Exercise description >> Lines containing the string "malen" are to be counted; report the total by itself.
## BEGIN Records provided
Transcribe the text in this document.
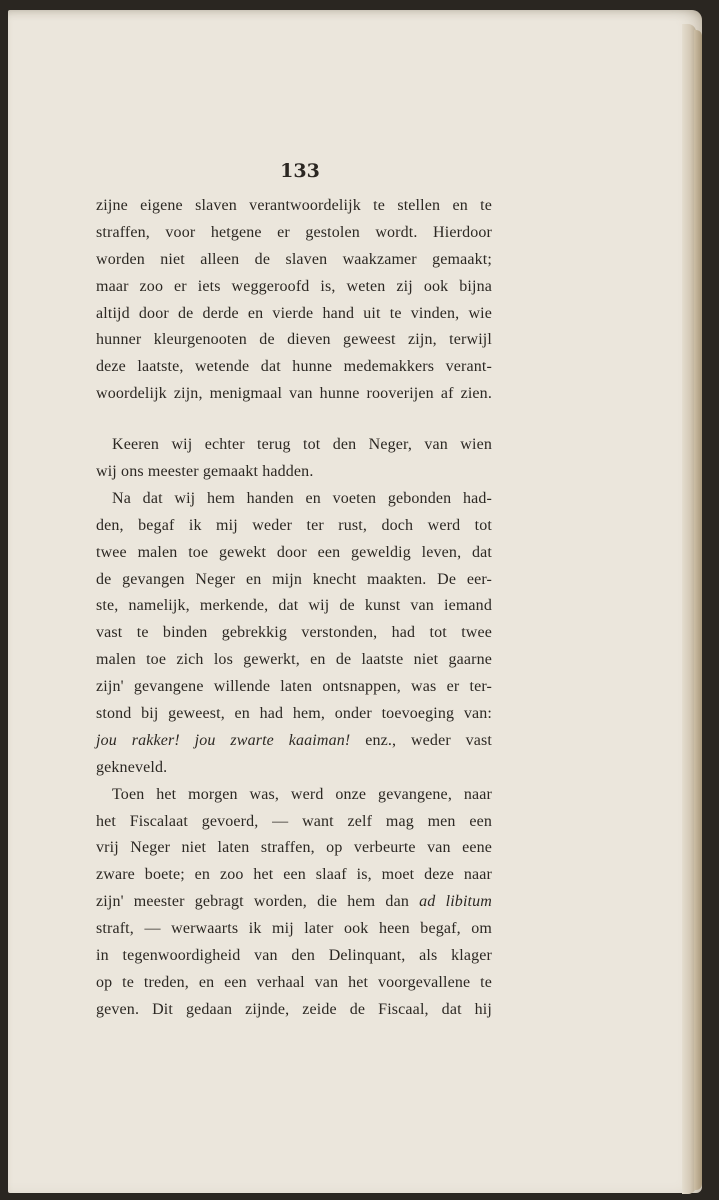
133
zijne eigene slaven verantwoordelijk te stellen en te
straffen, voor hetgene er gestolen wordt. Hierdoor
worden niet alleen de slaven waakzamer gemaakt;
maar zoo er iets weggeroofd is, weten zij ook bijna
altijd door de derde en vierde hand uit te vinden, wie
hunner kleurgenooten de dieven geweest zijn, terwijl
deze laatste, wetende dat hunne medemakkers verant-
woordelijk zijn, menigmaal van hunne rooverijen af zien.
Keeren wij echter terug tot den Neger, van wien
wij ons meester gemaakt hadden.
Na dat wij hem handen en voeten gebonden had-
den, begaf ik mij weder ter rust, doch werd tot
twee malen toe gewekt door een geweldig leven, dat
de gevangen Neger en mijn knecht maakten. De eer-
ste, namelijk, merkende, dat wij de kunst van iemand
vast te binden gebrekkig verstonden, had tot twee
malen toe zich los gewerkt, en de laatste niet gaarne
zijn' gevangene willende laten ontsnappen, was er ter-
stond bij geweest, en had hem, onder toevoeging van:
jou rakker! jou zwarte kaaiman! enz., weder vast
gekneveld.
Toen het morgen was, werd onze gevangene, naar
het Fiscalaat gevoerd, — want zelf mag men een
vrij Neger niet laten straffen, op verbeurte van eene
zware boete; en zoo het een slaaf is, moet deze naar
zijn' meester gebragt worden, die hem dan ad libitum
straft, — werwaarts ik mij later ook heen begaf, om
in tegenwoordigheid van den Delinquant, als klager
op te treden, en een verhaal van het voorgevallene te
geven. Dit gedaan zijnde, zeide de Fiscaal, dat hij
## END Records provided
Answer in full >> 2